- _EXERCISE INSTRUCTIONS_
Compute how many lines in the entries below contain "xlabel", and output nothing but the number.

[Stored entries]
:::

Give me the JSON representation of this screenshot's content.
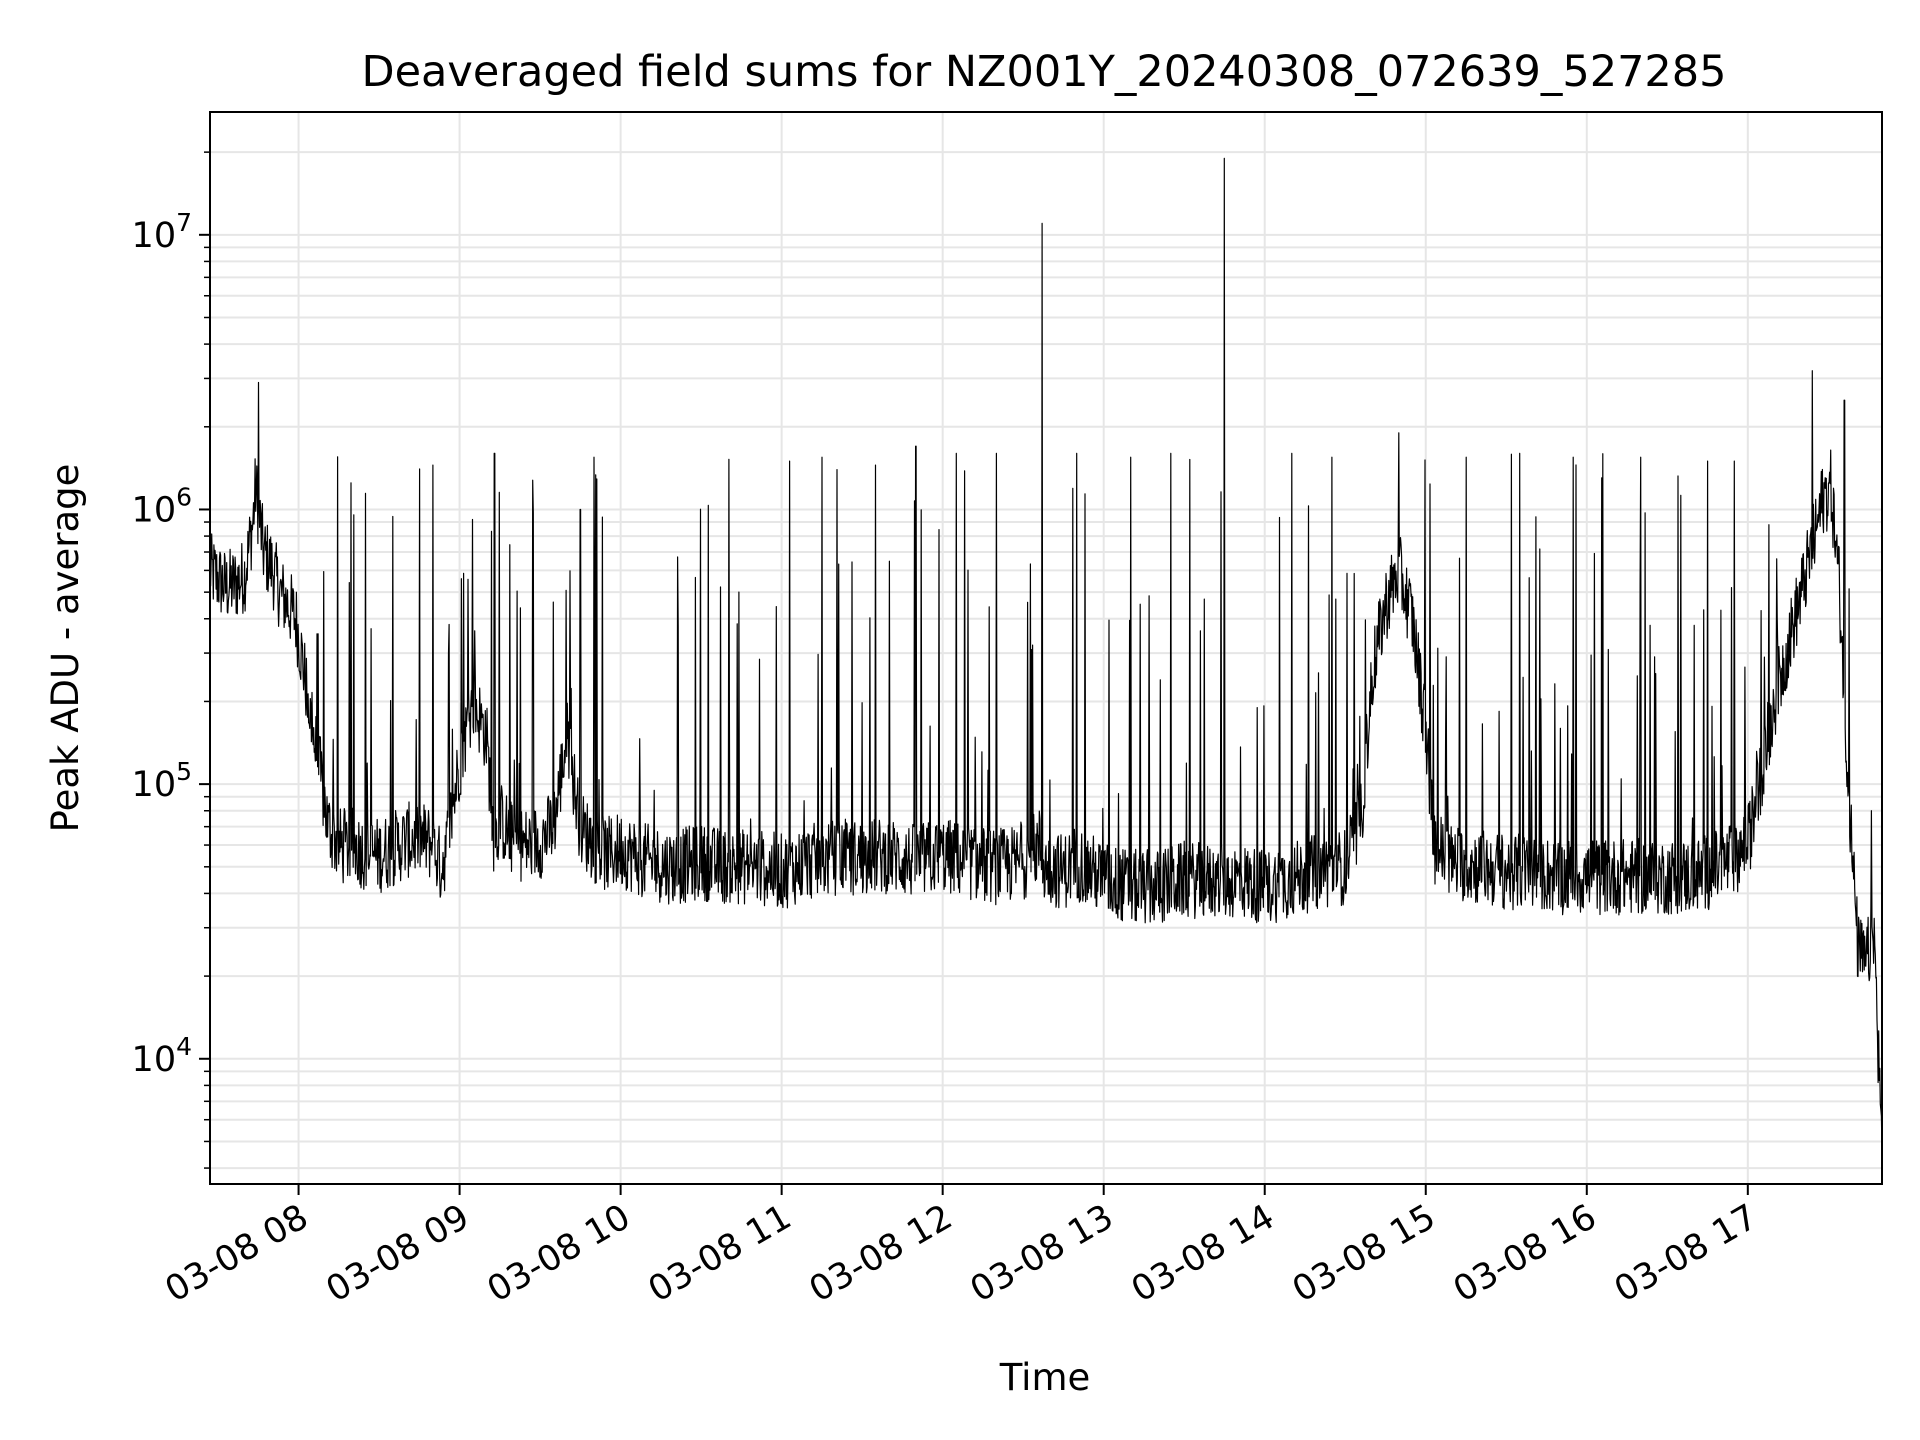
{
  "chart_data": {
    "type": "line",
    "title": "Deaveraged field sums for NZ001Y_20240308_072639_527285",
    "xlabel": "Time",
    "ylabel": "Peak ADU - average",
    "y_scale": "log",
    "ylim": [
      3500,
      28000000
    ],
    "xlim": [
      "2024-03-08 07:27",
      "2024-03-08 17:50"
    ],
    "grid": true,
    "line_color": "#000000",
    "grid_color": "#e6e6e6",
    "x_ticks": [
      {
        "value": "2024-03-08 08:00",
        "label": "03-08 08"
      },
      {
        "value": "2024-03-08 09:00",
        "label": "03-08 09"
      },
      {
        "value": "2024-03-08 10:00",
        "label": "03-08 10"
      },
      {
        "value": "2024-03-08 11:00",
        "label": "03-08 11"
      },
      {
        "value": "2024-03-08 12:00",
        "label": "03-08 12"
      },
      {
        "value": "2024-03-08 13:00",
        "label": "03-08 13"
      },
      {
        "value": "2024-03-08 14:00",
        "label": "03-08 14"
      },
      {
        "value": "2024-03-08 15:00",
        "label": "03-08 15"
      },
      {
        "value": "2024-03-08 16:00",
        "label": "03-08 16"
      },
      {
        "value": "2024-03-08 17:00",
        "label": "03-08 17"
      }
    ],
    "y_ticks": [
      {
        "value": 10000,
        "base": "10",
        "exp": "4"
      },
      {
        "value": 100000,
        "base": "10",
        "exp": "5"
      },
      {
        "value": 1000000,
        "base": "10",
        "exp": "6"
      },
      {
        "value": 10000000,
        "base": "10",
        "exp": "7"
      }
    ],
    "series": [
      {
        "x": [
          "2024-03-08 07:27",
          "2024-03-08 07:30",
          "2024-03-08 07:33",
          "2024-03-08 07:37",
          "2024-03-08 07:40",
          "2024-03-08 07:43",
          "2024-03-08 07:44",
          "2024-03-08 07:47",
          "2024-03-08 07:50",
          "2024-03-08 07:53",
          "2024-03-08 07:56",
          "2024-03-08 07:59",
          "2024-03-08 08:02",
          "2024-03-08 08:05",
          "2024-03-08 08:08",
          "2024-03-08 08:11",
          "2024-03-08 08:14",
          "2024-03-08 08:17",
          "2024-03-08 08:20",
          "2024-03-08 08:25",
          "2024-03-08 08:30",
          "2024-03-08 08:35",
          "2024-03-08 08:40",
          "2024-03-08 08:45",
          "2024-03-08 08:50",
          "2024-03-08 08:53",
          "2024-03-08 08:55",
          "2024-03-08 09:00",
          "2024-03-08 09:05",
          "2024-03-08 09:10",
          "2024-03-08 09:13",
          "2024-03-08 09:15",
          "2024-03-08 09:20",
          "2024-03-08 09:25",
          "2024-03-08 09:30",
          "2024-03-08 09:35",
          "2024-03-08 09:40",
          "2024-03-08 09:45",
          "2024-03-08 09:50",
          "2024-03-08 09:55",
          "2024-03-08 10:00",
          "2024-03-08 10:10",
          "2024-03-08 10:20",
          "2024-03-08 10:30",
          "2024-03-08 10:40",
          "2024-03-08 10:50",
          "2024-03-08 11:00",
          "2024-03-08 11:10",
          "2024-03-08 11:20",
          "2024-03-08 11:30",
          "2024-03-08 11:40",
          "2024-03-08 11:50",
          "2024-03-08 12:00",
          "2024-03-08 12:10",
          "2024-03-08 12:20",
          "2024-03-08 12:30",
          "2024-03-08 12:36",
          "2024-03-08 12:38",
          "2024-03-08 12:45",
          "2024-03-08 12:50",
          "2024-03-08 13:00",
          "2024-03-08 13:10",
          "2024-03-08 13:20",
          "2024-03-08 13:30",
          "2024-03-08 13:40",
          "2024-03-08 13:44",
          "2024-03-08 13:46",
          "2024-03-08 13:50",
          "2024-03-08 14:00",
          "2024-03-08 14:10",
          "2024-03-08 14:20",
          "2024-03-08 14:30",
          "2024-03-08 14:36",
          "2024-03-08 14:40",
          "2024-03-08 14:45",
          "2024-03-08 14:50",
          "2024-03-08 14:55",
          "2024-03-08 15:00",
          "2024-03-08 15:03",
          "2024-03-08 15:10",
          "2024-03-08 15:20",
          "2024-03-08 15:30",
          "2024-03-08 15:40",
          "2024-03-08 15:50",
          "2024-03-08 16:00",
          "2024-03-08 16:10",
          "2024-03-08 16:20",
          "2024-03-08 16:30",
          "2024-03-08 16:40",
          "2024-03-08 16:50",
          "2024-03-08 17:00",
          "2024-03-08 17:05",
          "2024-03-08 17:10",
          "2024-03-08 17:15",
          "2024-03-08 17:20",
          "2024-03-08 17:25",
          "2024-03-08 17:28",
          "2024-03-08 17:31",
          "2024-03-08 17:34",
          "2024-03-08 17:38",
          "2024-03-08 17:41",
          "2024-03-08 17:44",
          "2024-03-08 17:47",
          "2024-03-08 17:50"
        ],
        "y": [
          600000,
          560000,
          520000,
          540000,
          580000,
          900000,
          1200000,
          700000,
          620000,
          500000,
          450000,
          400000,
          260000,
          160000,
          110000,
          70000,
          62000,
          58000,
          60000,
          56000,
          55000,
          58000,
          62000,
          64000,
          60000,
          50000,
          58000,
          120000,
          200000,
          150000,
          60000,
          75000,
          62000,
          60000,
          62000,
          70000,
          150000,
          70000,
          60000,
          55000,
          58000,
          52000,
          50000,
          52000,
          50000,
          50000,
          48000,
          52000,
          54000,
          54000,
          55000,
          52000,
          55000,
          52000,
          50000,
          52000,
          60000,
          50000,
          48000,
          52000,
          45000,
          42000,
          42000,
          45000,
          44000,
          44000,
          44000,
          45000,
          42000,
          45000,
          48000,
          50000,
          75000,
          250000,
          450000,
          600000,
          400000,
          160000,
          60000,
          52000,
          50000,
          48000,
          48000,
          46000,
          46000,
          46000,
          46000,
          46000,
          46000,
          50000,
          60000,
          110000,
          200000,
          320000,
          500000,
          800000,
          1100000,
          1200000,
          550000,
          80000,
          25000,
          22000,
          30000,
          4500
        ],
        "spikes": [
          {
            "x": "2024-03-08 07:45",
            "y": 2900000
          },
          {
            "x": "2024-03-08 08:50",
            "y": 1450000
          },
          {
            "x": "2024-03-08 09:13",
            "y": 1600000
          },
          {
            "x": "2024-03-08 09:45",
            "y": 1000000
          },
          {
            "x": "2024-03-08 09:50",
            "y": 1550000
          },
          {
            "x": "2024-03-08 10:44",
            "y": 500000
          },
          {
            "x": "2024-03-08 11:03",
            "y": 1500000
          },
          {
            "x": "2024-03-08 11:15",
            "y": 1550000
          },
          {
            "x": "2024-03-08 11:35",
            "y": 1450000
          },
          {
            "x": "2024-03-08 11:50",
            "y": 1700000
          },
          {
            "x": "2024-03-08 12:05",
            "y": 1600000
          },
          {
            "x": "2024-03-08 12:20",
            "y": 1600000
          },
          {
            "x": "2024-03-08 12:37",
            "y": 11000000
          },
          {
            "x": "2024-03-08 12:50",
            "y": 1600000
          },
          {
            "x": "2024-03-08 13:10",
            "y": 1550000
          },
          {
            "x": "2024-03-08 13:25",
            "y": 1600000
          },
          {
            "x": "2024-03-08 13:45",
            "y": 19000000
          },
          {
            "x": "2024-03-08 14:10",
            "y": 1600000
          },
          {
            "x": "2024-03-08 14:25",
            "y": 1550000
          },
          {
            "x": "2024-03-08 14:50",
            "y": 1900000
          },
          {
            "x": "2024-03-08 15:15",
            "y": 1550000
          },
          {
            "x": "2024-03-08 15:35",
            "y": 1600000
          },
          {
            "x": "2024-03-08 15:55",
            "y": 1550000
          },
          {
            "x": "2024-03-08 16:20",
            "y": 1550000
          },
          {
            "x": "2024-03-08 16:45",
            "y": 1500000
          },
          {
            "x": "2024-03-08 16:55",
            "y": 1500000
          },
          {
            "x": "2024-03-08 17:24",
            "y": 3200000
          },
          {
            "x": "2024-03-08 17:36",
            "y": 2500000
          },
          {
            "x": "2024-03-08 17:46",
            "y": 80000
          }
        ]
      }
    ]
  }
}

:::

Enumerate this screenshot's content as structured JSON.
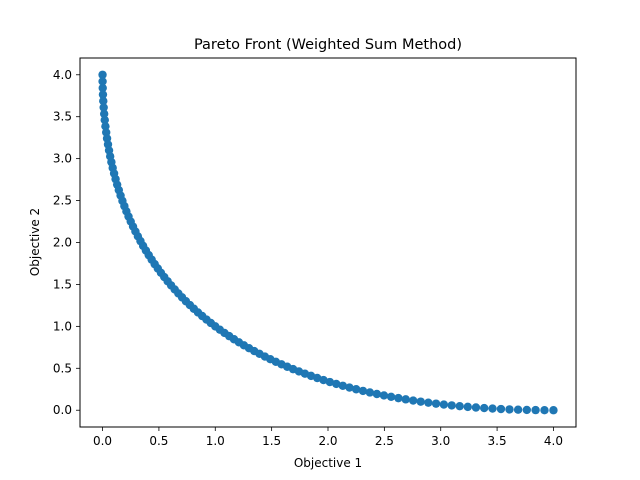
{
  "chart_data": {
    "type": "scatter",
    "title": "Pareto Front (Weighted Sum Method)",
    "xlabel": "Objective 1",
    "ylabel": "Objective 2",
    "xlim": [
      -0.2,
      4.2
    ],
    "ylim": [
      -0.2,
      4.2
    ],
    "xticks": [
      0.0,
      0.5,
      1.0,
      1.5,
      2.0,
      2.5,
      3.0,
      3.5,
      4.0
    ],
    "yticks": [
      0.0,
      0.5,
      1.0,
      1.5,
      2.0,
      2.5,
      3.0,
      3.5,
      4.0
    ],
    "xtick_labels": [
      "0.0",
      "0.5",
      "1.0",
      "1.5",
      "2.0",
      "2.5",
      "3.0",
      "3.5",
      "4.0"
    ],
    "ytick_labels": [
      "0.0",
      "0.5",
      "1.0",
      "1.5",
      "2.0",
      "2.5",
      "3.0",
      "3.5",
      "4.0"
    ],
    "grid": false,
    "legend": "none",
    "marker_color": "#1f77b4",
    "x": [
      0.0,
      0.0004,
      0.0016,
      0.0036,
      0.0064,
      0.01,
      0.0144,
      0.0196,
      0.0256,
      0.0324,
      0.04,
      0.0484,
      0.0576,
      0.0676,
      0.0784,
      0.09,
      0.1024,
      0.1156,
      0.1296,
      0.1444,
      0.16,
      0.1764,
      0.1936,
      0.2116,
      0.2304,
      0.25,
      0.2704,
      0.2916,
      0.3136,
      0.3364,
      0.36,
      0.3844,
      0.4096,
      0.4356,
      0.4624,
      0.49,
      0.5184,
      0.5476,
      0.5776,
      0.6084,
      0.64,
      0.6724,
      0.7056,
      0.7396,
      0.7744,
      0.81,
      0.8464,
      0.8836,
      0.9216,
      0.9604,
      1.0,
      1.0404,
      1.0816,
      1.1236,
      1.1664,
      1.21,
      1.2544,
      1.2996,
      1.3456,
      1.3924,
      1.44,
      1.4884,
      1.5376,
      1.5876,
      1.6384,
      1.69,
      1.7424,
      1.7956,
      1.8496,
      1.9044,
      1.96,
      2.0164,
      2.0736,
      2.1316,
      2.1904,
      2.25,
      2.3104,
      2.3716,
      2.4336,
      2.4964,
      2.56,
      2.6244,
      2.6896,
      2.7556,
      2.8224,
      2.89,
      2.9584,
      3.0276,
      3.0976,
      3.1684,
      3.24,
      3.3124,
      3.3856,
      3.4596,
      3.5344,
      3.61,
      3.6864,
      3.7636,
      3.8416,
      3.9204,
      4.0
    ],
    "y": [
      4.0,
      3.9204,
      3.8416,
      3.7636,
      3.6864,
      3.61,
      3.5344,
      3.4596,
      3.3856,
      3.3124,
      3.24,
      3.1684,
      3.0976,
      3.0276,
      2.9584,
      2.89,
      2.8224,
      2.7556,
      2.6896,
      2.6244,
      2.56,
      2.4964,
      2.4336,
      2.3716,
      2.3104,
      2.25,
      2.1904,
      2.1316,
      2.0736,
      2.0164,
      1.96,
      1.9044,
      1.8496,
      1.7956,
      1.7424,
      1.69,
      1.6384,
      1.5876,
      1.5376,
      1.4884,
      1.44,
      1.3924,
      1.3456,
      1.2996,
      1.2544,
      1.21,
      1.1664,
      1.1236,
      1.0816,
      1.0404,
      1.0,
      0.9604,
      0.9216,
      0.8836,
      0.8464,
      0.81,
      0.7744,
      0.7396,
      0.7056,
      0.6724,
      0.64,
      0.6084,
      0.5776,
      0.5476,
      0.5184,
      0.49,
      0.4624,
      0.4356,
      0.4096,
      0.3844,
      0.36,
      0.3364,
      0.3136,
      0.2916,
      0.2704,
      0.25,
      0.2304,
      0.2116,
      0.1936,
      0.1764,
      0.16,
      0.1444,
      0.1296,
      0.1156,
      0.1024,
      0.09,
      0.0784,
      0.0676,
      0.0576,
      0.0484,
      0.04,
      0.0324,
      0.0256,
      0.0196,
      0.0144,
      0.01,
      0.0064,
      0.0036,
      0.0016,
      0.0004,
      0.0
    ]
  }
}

:::

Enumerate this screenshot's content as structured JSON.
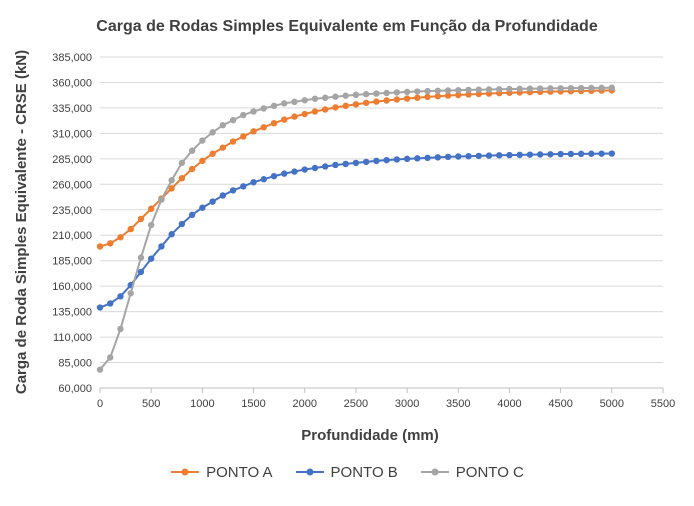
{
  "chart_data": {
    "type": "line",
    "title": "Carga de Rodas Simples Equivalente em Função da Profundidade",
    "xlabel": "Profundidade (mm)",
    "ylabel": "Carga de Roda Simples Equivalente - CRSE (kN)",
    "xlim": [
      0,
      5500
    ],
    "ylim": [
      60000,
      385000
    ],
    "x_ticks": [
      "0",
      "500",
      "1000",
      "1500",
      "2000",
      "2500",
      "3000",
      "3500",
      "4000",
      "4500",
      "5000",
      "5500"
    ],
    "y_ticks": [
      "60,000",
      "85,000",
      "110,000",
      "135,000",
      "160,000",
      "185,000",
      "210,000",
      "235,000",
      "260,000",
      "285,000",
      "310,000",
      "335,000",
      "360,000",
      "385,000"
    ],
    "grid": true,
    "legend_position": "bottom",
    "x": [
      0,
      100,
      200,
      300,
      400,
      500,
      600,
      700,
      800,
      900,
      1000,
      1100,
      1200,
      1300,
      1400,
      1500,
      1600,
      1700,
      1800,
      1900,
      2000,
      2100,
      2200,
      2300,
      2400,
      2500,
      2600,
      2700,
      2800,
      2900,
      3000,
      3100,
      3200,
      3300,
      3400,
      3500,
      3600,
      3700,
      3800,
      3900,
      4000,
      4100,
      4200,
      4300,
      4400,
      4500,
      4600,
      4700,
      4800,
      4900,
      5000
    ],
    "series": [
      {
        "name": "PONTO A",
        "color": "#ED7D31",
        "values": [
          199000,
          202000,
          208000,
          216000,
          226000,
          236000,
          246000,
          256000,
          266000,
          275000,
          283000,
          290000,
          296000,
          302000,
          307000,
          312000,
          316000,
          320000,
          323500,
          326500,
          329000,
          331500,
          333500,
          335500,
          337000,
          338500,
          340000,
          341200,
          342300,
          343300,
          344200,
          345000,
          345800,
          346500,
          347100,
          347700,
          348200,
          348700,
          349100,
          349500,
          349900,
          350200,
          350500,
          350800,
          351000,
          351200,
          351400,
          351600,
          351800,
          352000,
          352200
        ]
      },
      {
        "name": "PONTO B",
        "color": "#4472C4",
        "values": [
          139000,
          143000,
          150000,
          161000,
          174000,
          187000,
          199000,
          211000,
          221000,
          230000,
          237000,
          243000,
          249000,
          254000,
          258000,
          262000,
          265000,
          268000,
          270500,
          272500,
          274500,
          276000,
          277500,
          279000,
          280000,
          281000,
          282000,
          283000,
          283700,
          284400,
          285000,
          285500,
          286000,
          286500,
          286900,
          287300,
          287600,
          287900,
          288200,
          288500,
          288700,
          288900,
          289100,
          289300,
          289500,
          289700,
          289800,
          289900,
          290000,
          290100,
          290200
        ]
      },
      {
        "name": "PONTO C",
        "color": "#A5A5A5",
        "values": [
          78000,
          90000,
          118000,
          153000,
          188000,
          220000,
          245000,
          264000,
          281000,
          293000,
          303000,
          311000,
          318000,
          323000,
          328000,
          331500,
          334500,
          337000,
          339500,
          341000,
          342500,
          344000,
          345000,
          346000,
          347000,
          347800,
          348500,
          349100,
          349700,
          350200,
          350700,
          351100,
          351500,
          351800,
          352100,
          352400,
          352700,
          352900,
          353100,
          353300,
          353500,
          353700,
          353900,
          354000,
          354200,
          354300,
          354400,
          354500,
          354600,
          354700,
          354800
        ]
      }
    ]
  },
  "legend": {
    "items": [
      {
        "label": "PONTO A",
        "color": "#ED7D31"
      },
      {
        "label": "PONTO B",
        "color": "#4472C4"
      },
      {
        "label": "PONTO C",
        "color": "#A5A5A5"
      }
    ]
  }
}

:::

- _RESPONSE FOR THIS EXERCISE_
3